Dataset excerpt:

↓↓↓

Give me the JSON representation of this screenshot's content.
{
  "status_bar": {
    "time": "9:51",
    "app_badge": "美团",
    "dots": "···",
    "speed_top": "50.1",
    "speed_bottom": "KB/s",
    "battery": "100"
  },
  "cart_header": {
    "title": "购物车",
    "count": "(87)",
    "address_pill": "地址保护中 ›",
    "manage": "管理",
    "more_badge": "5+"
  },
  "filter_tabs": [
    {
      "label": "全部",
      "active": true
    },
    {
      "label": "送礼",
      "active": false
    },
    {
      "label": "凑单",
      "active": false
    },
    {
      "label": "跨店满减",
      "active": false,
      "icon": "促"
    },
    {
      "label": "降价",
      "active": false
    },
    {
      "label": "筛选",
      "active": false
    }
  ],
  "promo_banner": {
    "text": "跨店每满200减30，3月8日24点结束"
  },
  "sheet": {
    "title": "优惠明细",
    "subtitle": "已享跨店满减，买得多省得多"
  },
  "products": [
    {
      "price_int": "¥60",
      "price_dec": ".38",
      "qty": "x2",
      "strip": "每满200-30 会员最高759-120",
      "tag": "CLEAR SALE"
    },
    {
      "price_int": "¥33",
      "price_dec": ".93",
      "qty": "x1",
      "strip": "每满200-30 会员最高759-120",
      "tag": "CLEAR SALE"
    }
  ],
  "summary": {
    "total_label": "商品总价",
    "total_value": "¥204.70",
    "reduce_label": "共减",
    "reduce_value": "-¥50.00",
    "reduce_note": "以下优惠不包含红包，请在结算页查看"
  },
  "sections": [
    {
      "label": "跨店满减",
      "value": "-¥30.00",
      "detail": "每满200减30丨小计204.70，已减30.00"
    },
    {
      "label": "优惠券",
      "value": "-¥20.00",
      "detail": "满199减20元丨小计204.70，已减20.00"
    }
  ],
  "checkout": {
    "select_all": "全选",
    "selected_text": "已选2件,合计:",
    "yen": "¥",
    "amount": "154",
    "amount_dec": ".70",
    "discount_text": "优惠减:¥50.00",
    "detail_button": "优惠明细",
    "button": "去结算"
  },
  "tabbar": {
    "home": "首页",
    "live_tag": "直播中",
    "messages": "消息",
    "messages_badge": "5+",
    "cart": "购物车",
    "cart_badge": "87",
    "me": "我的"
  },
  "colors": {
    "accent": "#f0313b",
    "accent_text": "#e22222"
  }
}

↑↑↑

WHAT THE TASK REQUIRES:
Repeat the material word for word, in full.

WORKED SOLUTION:
Give me the JSON representation of this screenshot's content.
{
  "status_bar": {
    "time": "9:51",
    "app_badge": "美团",
    "dots": "···",
    "speed_top": "50.1",
    "speed_bottom": "KB/s",
    "battery": "100"
  },
  "cart_header": {
    "title": "购物车",
    "count": "(87)",
    "address_pill": "地址保护中 ›",
    "manage": "管理",
    "more_badge": "5+"
  },
  "filter_tabs": [
    {
      "label": "全部",
      "active": true
    },
    {
      "label": "送礼",
      "active": false
    },
    {
      "label": "凑单",
      "active": false
    },
    {
      "label": "跨店满减",
      "active": false,
      "icon": "促"
    },
    {
      "label": "降价",
      "active": false
    },
    {
      "label": "筛选",
      "active": false
    }
  ],
  "promo_banner": {
    "text": "跨店每满200减30，3月8日24点结束"
  },
  "sheet": {
    "title": "优惠明细",
    "subtitle": "已享跨店满减，买得多省得多"
  },
  "products": [
    {
      "price_int": "¥60",
      "price_dec": ".38",
      "qty": "x2",
      "strip": "每满200-30 会员最高759-120",
      "tag": "CLEAR SALE"
    },
    {
      "price_int": "¥33",
      "price_dec": ".93",
      "qty": "x1",
      "strip": "每满200-30 会员最高759-120",
      "tag": "CLEAR SALE"
    }
  ],
  "summary": {
    "total_label": "商品总价",
    "total_value": "¥204.70",
    "reduce_label": "共减",
    "reduce_value": "-¥50.00",
    "reduce_note": "以下优惠不包含红包，请在结算页查看"
  },
  "sections": [
    {
      "label": "跨店满减",
      "value": "-¥30.00",
      "detail": "每满200减30丨小计204.70，已减30.00"
    },
    {
      "label": "优惠券",
      "value": "-¥20.00",
      "detail": "满199减20元丨小计204.70，已减20.00"
    }
  ],
  "checkout": {
    "select_all": "全选",
    "selected_text": "已选2件,合计:",
    "yen": "¥",
    "amount": "154",
    "amount_dec": ".70",
    "discount_text": "优惠减:¥50.00",
    "detail_button": "优惠明细",
    "button": "去结算"
  },
  "tabbar": {
    "home": "首页",
    "live_tag": "直播中",
    "messages": "消息",
    "messages_badge": "5+",
    "cart": "购物车",
    "cart_badge": "87",
    "me": "我的"
  },
  "colors": {
    "accent": "#f0313b",
    "accent_text": "#e22222"
  }
}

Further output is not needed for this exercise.